The entries that follow should be written out exactly.
┌─ Input rows
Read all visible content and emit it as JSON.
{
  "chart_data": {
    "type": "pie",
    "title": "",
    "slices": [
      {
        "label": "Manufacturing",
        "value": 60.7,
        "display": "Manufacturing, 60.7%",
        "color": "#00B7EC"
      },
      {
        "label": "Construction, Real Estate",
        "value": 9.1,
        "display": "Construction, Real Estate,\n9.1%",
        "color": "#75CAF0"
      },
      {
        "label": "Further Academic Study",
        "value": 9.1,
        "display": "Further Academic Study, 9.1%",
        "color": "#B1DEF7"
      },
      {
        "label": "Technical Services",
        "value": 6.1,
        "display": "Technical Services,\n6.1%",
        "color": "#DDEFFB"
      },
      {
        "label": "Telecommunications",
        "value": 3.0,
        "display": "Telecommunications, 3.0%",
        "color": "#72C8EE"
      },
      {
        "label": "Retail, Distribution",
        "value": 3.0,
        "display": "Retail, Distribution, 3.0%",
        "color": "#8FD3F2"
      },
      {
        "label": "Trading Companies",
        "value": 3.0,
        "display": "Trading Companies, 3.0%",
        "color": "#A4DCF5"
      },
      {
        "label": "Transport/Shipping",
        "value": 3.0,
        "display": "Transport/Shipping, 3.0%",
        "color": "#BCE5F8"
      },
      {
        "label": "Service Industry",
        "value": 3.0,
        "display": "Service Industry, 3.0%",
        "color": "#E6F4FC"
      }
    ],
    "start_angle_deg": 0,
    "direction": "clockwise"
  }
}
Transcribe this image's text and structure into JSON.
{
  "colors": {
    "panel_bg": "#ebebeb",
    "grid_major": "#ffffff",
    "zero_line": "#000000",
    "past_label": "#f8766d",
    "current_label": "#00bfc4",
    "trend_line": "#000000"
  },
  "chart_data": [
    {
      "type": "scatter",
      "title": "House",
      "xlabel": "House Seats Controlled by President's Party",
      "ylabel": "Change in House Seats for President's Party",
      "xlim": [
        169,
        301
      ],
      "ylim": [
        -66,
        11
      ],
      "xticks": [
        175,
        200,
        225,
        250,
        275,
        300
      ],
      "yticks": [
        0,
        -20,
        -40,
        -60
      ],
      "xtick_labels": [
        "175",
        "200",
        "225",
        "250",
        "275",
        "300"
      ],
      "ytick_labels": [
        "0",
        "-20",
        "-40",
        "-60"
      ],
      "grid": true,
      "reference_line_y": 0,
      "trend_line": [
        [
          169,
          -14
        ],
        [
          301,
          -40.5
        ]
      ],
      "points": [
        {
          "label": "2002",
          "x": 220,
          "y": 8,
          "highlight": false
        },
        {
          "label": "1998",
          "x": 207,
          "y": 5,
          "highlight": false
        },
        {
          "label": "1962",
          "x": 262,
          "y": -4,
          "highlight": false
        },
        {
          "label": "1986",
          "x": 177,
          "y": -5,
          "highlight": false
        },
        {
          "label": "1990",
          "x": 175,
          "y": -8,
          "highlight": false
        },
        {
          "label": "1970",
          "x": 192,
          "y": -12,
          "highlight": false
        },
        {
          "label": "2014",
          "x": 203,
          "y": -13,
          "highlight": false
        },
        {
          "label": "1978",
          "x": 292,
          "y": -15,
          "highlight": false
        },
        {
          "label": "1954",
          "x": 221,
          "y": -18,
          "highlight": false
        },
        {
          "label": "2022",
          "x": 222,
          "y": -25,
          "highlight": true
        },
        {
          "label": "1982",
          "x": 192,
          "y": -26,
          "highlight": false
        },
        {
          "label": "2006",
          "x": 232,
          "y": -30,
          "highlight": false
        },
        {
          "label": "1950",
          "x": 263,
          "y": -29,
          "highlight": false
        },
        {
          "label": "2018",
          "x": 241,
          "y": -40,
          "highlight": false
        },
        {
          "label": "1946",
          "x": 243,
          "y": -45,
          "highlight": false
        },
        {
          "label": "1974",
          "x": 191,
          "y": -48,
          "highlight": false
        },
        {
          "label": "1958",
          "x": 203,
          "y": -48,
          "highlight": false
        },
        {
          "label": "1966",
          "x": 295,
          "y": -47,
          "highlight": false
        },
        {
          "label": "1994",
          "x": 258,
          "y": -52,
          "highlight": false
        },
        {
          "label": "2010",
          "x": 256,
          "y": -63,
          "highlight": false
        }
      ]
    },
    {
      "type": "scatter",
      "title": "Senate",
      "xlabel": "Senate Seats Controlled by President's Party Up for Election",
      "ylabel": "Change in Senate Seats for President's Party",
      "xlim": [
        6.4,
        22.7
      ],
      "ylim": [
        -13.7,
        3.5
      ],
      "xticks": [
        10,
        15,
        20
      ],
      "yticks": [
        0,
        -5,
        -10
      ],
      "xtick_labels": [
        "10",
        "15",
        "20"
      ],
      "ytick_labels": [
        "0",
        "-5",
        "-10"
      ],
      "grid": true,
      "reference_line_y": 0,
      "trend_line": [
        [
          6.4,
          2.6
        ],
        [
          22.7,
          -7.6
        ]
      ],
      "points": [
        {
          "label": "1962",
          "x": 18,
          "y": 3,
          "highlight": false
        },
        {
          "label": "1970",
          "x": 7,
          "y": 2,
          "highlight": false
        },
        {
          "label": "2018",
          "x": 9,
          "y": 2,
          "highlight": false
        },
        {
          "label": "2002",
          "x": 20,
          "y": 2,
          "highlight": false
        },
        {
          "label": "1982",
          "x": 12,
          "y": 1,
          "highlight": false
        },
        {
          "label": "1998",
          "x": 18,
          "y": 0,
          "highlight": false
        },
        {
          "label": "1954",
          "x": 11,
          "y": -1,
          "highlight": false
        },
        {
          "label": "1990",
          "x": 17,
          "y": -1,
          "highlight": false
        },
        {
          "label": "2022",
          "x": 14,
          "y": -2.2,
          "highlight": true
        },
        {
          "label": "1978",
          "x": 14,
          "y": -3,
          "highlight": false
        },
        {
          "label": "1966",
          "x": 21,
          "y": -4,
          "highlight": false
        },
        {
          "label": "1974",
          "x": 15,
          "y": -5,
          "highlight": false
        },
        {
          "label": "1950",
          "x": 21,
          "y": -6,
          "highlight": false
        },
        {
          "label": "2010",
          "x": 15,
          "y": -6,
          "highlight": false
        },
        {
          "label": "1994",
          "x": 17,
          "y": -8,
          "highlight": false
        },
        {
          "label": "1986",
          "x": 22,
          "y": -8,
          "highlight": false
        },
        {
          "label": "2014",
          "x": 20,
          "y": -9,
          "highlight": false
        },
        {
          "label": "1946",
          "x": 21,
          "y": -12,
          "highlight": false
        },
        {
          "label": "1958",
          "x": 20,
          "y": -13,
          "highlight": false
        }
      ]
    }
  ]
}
└─
### Reply
Read all visible content and emit it as JSON.
{
  "chart_data": {
    "type": "pie",
    "title": "",
    "slices": [
      {
        "label": "Manufacturing",
        "value": 60.7,
        "display": "Manufacturing, 60.7%",
        "color": "#00B7EC"
      },
      {
        "label": "Construction, Real Estate",
        "value": 9.1,
        "display": "Construction, Real Estate,\n9.1%",
        "color": "#75CAF0"
      },
      {
        "label": "Further Academic Study",
        "value": 9.1,
        "display": "Further Academic Study, 9.1%",
        "color": "#B1DEF7"
      },
      {
        "label": "Technical Services",
        "value": 6.1,
        "display": "Technical Services,\n6.1%",
        "color": "#DDEFFB"
      },
      {
        "label": "Telecommunications",
        "value": 3.0,
        "display": "Telecommunications, 3.0%",
        "color": "#72C8EE"
      },
      {
        "label": "Retail, Distribution",
        "value": 3.0,
        "display": "Retail, Distribution, 3.0%",
        "color": "#8FD3F2"
      },
      {
        "label": "Trading Companies",
        "value": 3.0,
        "display": "Trading Companies, 3.0%",
        "color": "#A4DCF5"
      },
      {
        "label": "Transport/Shipping",
        "value": 3.0,
        "display": "Transport/Shipping, 3.0%",
        "color": "#BCE5F8"
      },
      {
        "label": "Service Industry",
        "value": 3.0,
        "display": "Service Industry, 3.0%",
        "color": "#E6F4FC"
      }
    ],
    "start_angle_deg": 0,
    "direction": "clockwise"
  }
}
Transcribe this image's text and structure into JSON.
{
  "colors": {
    "panel_bg": "#ebebeb",
    "grid_major": "#ffffff",
    "zero_line": "#000000",
    "past_label": "#f8766d",
    "current_label": "#00bfc4",
    "trend_line": "#000000"
  },
  "chart_data": [
    {
      "type": "scatter",
      "title": "House",
      "xlabel": "House Seats Controlled by President's Party",
      "ylabel": "Change in House Seats for President's Party",
      "xlim": [
        169,
        301
      ],
      "ylim": [
        -66,
        11
      ],
      "xticks": [
        175,
        200,
        225,
        250,
        275,
        300
      ],
      "yticks": [
        0,
        -20,
        -40,
        -60
      ],
      "xtick_labels": [
        "175",
        "200",
        "225",
        "250",
        "275",
        "300"
      ],
      "ytick_labels": [
        "0",
        "-20",
        "-40",
        "-60"
      ],
      "grid": true,
      "reference_line_y": 0,
      "trend_line": [
        [
          169,
          -14
        ],
        [
          301,
          -40.5
        ]
      ],
      "points": [
        {
          "label": "2002",
          "x": 220,
          "y": 8,
          "highlight": false
        },
        {
          "label": "1998",
          "x": 207,
          "y": 5,
          "highlight": false
        },
        {
          "label": "1962",
          "x": 262,
          "y": -4,
          "highlight": false
        },
        {
          "label": "1986",
          "x": 177,
          "y": -5,
          "highlight": false
        },
        {
          "label": "1990",
          "x": 175,
          "y": -8,
          "highlight": false
        },
        {
          "label": "1970",
          "x": 192,
          "y": -12,
          "highlight": false
        },
        {
          "label": "2014",
          "x": 203,
          "y": -13,
          "highlight": false
        },
        {
          "label": "1978",
          "x": 292,
          "y": -15,
          "highlight": false
        },
        {
          "label": "1954",
          "x": 221,
          "y": -18,
          "highlight": false
        },
        {
          "label": "2022",
          "x": 222,
          "y": -25,
          "highlight": true
        },
        {
          "label": "1982",
          "x": 192,
          "y": -26,
          "highlight": false
        },
        {
          "label": "2006",
          "x": 232,
          "y": -30,
          "highlight": false
        },
        {
          "label": "1950",
          "x": 263,
          "y": -29,
          "highlight": false
        },
        {
          "label": "2018",
          "x": 241,
          "y": -40,
          "highlight": false
        },
        {
          "label": "1946",
          "x": 243,
          "y": -45,
          "highlight": false
        },
        {
          "label": "1974",
          "x": 191,
          "y": -48,
          "highlight": false
        },
        {
          "label": "1958",
          "x": 203,
          "y": -48,
          "highlight": false
        },
        {
          "label": "1966",
          "x": 295,
          "y": -47,
          "highlight": false
        },
        {
          "label": "1994",
          "x": 258,
          "y": -52,
          "highlight": false
        },
        {
          "label": "2010",
          "x": 256,
          "y": -63,
          "highlight": false
        }
      ]
    },
    {
      "type": "scatter",
      "title": "Senate",
      "xlabel": "Senate Seats Controlled by President's Party Up for Election",
      "ylabel": "Change in Senate Seats for President's Party",
      "xlim": [
        6.4,
        22.7
      ],
      "ylim": [
        -13.7,
        3.5
      ],
      "xticks": [
        10,
        15,
        20
      ],
      "yticks": [
        0,
        -5,
        -10
      ],
      "xtick_labels": [
        "10",
        "15",
        "20"
      ],
      "ytick_labels": [
        "0",
        "-5",
        "-10"
      ],
      "grid": true,
      "reference_line_y": 0,
      "trend_line": [
        [
          6.4,
          2.6
        ],
        [
          22.7,
          -7.6
        ]
      ],
      "points": [
        {
          "label": "1962",
          "x": 18,
          "y": 3,
          "highlight": false
        },
        {
          "label": "1970",
          "x": 7,
          "y": 2,
          "highlight": false
        },
        {
          "label": "2018",
          "x": 9,
          "y": 2,
          "highlight": false
        },
        {
          "label": "2002",
          "x": 20,
          "y": 2,
          "highlight": false
        },
        {
          "label": "1982",
          "x": 12,
          "y": 1,
          "highlight": false
        },
        {
          "label": "1998",
          "x": 18,
          "y": 0,
          "highlight": false
        },
        {
          "label": "1954",
          "x": 11,
          "y": -1,
          "highlight": false
        },
        {
          "label": "1990",
          "x": 17,
          "y": -1,
          "highlight": false
        },
        {
          "label": "2022",
          "x": 14,
          "y": -2.2,
          "highlight": true
        },
        {
          "label": "1978",
          "x": 14,
          "y": -3,
          "highlight": false
        },
        {
          "label": "1966",
          "x": 21,
          "y": -4,
          "highlight": false
        },
        {
          "label": "1974",
          "x": 15,
          "y": -5,
          "highlight": false
        },
        {
          "label": "1950",
          "x": 21,
          "y": -6,
          "highlight": false
        },
        {
          "label": "2010",
          "x": 15,
          "y": -6,
          "highlight": false
        },
        {
          "label": "1994",
          "x": 17,
          "y": -8,
          "highlight": false
        },
        {
          "label": "1986",
          "x": 22,
          "y": -8,
          "highlight": false
        },
        {
          "label": "2014",
          "x": 20,
          "y": -9,
          "highlight": false
        },
        {
          "label": "1946",
          "x": 21,
          "y": -12,
          "highlight": false
        },
        {
          "label": "1958",
          "x": 20,
          "y": -13,
          "highlight": false
        }
      ]
    }
  ]
}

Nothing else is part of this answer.